— Given entries —

-- begin --

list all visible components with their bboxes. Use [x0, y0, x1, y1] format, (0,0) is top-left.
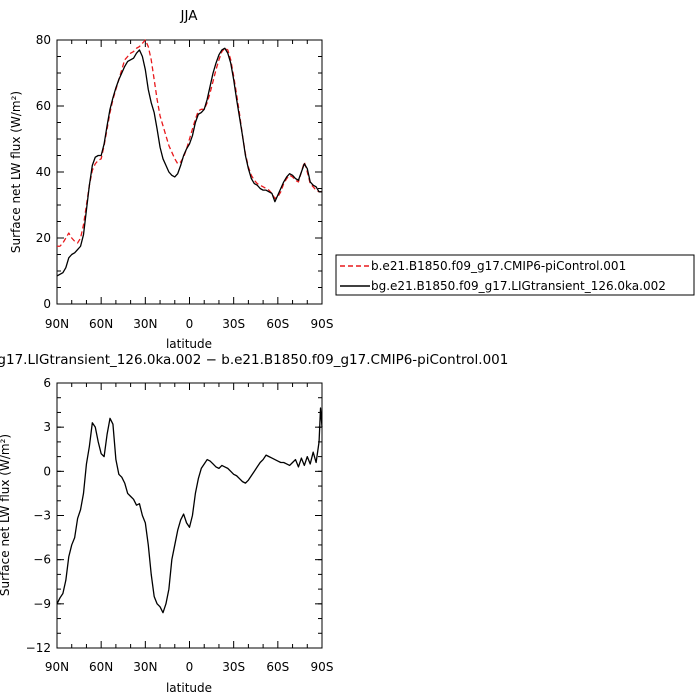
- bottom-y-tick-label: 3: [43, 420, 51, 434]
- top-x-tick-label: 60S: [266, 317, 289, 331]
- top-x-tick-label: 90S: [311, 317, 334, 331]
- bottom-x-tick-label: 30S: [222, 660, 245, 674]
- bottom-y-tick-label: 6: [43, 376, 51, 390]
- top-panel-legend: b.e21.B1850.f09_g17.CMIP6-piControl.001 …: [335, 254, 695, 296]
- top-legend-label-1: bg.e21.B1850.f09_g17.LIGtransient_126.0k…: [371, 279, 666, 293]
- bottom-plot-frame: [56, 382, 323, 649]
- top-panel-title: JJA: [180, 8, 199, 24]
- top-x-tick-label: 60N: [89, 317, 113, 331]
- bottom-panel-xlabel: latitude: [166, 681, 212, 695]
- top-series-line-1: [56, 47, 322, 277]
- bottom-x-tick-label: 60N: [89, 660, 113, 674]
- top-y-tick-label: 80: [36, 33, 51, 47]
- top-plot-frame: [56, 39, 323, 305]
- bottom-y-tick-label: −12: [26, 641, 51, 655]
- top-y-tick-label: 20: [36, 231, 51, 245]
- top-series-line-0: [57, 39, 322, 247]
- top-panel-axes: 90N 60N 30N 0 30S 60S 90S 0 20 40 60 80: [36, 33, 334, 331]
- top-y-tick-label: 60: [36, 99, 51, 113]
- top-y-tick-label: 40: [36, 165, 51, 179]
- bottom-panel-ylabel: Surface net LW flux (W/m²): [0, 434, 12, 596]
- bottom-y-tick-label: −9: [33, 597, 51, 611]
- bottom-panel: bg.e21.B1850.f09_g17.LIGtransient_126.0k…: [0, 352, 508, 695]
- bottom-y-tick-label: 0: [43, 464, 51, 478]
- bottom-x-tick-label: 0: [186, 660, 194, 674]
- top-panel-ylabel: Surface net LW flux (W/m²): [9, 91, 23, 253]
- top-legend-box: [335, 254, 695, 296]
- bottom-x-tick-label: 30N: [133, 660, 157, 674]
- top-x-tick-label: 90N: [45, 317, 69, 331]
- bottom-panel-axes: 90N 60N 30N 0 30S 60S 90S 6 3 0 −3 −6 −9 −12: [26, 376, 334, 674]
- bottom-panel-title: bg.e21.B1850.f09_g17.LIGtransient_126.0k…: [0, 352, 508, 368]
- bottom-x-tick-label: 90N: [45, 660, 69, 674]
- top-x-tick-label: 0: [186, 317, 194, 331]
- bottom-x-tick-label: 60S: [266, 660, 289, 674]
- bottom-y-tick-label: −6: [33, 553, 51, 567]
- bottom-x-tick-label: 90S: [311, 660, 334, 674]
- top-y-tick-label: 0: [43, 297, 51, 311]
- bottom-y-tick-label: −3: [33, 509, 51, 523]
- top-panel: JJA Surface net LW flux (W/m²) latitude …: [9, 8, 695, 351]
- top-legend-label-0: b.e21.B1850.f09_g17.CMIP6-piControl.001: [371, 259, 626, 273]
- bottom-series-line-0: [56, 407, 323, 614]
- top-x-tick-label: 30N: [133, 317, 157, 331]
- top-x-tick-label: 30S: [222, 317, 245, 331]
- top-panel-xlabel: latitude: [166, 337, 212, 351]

-- end --
-- begin --

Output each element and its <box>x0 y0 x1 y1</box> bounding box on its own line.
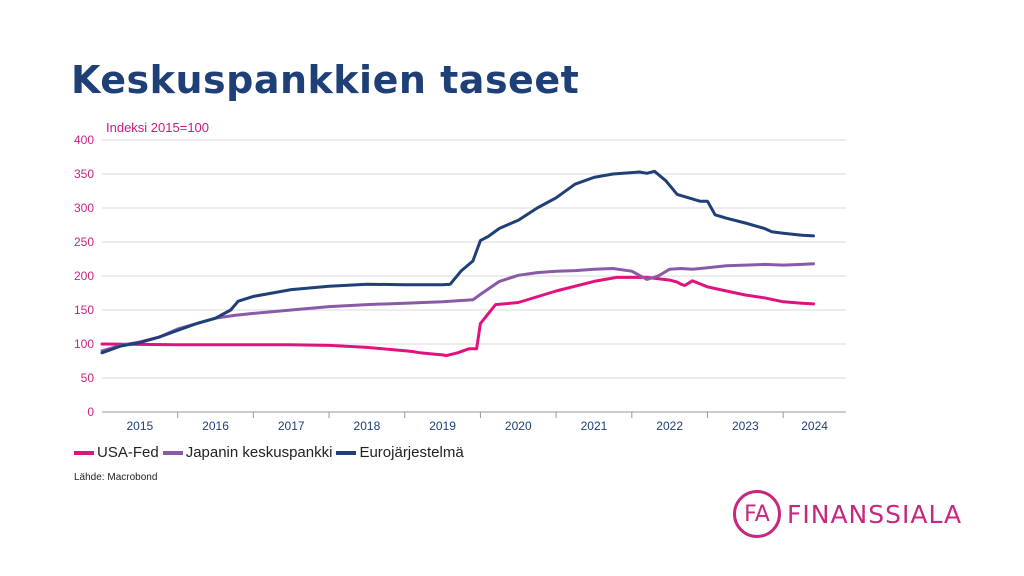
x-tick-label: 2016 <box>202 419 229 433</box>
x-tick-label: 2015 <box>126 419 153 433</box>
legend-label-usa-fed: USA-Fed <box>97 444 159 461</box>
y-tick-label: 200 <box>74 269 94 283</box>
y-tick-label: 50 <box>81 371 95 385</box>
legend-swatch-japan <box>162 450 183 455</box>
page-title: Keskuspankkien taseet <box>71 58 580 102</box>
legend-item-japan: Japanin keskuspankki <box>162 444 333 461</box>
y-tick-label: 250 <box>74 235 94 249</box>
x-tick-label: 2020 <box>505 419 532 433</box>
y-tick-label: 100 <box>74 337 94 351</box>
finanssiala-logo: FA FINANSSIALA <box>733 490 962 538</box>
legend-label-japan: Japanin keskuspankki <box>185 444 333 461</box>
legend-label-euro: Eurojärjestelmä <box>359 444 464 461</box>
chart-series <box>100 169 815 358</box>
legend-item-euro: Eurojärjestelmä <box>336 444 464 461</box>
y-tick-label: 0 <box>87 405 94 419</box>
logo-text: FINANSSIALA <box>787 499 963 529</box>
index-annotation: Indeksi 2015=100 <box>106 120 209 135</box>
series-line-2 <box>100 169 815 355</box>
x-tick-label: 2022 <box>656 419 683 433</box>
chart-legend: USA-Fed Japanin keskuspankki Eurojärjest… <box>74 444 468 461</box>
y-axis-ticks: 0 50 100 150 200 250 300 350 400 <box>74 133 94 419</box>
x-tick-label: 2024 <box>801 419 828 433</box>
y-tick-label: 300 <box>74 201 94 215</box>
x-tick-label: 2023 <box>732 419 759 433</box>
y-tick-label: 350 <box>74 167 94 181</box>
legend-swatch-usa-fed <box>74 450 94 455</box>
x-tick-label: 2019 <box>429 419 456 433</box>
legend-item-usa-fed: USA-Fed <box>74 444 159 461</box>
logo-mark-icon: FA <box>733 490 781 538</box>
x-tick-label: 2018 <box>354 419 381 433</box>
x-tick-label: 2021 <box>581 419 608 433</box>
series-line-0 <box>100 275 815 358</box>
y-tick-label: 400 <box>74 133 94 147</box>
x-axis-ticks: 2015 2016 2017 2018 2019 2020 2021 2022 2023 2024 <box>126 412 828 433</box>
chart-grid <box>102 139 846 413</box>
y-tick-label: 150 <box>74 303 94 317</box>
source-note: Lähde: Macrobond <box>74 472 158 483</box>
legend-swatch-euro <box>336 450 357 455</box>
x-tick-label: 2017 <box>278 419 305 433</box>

-- end --
-- begin --

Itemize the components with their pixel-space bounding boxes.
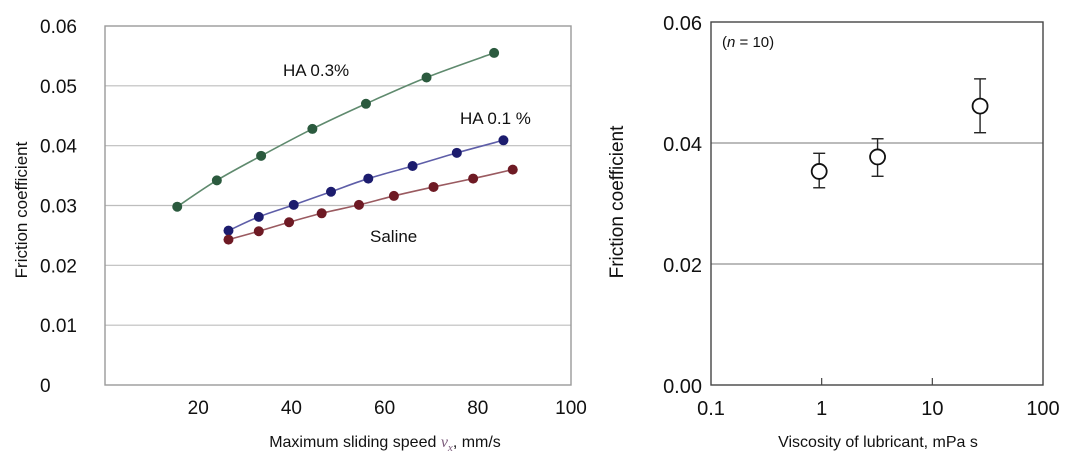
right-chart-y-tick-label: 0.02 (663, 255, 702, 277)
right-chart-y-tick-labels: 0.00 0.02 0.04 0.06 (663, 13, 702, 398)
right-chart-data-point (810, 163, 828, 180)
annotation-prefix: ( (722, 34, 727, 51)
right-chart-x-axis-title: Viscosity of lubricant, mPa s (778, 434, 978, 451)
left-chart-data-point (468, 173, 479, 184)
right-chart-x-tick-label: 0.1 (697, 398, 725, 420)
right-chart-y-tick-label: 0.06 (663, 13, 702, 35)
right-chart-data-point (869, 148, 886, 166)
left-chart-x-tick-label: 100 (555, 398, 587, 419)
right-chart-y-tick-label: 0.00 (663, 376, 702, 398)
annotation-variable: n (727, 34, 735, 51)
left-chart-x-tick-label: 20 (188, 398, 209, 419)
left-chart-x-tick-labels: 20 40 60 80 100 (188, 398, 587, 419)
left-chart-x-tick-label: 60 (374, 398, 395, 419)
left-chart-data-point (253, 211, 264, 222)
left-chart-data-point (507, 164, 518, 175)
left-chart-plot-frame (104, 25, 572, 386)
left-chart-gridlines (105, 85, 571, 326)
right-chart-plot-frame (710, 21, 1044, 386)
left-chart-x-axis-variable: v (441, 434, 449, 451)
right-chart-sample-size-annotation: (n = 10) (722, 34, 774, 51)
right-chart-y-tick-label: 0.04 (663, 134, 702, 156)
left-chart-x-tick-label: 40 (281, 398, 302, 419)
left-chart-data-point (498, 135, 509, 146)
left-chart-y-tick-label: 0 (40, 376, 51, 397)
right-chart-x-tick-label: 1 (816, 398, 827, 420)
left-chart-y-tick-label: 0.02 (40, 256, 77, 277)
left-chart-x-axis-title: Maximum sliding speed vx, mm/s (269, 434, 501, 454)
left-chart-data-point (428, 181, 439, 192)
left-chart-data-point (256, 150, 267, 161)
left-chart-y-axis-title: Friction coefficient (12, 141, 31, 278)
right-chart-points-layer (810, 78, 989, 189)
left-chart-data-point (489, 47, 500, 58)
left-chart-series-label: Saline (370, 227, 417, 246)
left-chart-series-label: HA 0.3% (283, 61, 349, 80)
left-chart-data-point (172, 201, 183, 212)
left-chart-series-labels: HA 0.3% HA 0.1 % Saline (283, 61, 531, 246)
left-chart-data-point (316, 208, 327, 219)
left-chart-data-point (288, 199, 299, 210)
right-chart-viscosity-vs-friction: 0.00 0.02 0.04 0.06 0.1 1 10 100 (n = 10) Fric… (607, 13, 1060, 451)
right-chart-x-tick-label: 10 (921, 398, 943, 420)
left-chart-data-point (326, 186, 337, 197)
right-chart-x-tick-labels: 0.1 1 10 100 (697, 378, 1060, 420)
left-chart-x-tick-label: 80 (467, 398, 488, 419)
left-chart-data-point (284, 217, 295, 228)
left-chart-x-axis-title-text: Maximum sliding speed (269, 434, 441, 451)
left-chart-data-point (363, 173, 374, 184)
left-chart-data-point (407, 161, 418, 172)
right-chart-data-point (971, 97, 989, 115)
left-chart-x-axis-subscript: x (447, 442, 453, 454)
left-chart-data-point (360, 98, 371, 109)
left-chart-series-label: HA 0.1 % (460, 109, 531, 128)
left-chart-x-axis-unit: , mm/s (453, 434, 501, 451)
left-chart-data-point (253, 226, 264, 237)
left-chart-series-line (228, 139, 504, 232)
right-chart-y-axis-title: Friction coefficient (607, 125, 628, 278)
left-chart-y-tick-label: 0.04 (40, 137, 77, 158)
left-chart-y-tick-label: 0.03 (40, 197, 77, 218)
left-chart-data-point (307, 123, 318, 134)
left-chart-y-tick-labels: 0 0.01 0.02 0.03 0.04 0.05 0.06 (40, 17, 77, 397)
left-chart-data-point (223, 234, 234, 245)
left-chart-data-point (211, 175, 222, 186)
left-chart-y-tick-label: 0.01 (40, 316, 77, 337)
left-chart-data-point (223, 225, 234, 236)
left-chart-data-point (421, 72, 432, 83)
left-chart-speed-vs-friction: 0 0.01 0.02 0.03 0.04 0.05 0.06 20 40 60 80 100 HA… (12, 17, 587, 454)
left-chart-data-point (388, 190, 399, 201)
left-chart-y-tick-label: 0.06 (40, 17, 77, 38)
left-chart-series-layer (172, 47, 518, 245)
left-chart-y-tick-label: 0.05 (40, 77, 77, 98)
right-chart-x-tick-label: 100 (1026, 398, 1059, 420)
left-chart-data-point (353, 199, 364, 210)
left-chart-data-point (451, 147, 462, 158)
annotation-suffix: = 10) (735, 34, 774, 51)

-- end --

— Aim of the task —
Lay out as a JSON list of strings the lines starting at the one containing "Output each element" and ending at the one containing "x-tick-label: 2017 <box>278 419 305 433</box>", both included, one string per line with blank lines left out. Leave the pictures out.

— Answer in full —
[
  "Output each element and its <box>x0 y0 x1 y1</box> bounding box on its own line.",
  "x-tick-label: 2016 <box>202 419 229 433</box>",
  "x-tick-label: 2015 <box>126 419 153 433</box>",
  "legend-label-usa-fed: USA-Fed <box>97 444 159 461</box>",
  "y-tick-label: 200 <box>74 269 94 283</box>",
  "y-tick-label: 50 <box>81 371 95 385</box>",
  "legend-swatch-japan <box>162 450 183 455</box>",
  "page-title: Keskuspankkien taseet <box>71 58 580 102</box>",
  "legend-item-japan: Japanin keskuspankki <box>162 444 333 461</box>",
  "y-tick-label: 250 <box>74 235 94 249</box>",
  "x-tick-label: 2020 <box>505 419 532 433</box>",
  "y-tick-label: 100 <box>74 337 94 351</box>",
  "finanssiala-logo: FA FINANSSIALA <box>733 490 962 538</box>",
  "legend-label-japan: Japanin keskuspankki <box>185 444 333 461</box>",
  "legend-label-euro: Eurojärjestelmä <box>359 444 464 461</box>",
  "chart-series <box>100 169 815 358</box>",
  "legend-item-euro: Eurojärjestelmä <box>336 444 464 461</box>",
  "y-tick-label: 0 <box>87 405 94 419</box>",
  "logo-text: FINANSSIALA <box>787 499 963 529</box>",
  "index-annotation: Indeksi 2015=100 <box>106 120 209 135</box>",
  "series-line-2 <box>100 169 815 355</box>",
  "x-tick-label: 2022 <box>656 419 683 433</box>",
  "chart-legend: USA-Fed Japanin keskuspankki Eurojärjest… <box>74 444 468 461</box>",
  "y-axis-ticks: 0 50 100 150 200 250 300 350 400 <box>74 133 94 419</box>",
  "x-tick-label: 2024 <box>801 419 828 433</box>",
  "y-tick-label: 300 <box>74 201 94 215</box>",
  "x-tick-label: 2023 <box>732 419 759 433</box>",
  "y-tick-label: 350 <box>74 167 94 181</box>",
  "legend-swatch-usa-fed <box>74 450 94 455</box>",
  "x-tick-label: 2019 <box>429 419 456 433</box>",
  "legend-item-usa-fed: USA-Fed <box>74 444 159 461</box>",
  "logo-mark-icon: FA <box>733 490 781 538</box>",
  "x-tick-label: 2018 <box>354 419 381 433</box>",
  "x-tick-label: 2021 <box>581 419 608 433</box>",
  "series-line-0 <box>100 275 815 358</box>",
  "y-tick-label: 400 <box>74 133 94 147</box>",
  "x-axis-ticks: 2015 2016 2017 2018 2019 2020 2021 2022 2023 2024 <box>126 412 828 433</box>",
  "chart-grid <box>102 139 846 413</box>",
  "y-tick-label: 150 <box>74 303 94 317</box>",
  "source-note: Lähde: Macrobond <box>74 472 158 483</box>",
  "legend-swatch-euro <box>336 450 357 455</box>",
  "x-tick-label: 2017 <box>278 419 305 433</box>"
]